═════ RECORDS SUPPLIED ═════

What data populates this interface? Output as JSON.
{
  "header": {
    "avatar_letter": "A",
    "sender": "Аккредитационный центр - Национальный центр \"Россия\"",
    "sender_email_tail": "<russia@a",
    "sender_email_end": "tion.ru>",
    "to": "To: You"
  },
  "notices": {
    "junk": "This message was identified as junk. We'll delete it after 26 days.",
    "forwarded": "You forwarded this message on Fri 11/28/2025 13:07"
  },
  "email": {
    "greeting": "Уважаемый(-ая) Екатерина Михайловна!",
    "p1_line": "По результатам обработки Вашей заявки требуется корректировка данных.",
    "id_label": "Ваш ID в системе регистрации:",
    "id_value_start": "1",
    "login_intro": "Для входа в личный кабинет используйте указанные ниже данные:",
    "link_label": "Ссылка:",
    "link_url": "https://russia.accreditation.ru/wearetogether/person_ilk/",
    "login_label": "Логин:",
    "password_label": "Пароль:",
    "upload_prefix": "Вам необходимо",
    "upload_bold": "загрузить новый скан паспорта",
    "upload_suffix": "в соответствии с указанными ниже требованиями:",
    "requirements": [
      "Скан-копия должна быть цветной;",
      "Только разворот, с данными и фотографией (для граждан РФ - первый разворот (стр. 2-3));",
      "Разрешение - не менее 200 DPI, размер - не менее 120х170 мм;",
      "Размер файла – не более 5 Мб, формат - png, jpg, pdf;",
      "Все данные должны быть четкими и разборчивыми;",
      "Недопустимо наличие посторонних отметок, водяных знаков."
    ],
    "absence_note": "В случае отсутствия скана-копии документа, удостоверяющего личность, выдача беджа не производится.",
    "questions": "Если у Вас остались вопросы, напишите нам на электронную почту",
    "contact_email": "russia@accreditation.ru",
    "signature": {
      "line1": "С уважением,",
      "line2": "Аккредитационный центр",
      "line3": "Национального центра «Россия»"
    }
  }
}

═════

DIRECTIONS FOR THIS TASK:
From the data above, copy out every line with the string "Аккредитационный" in it.

ANSWER FOR THE TASK:
    "sender": "Аккредитационный центр - Национальный центр \"Россия\"",
      "line2": "Аккредитационный центр",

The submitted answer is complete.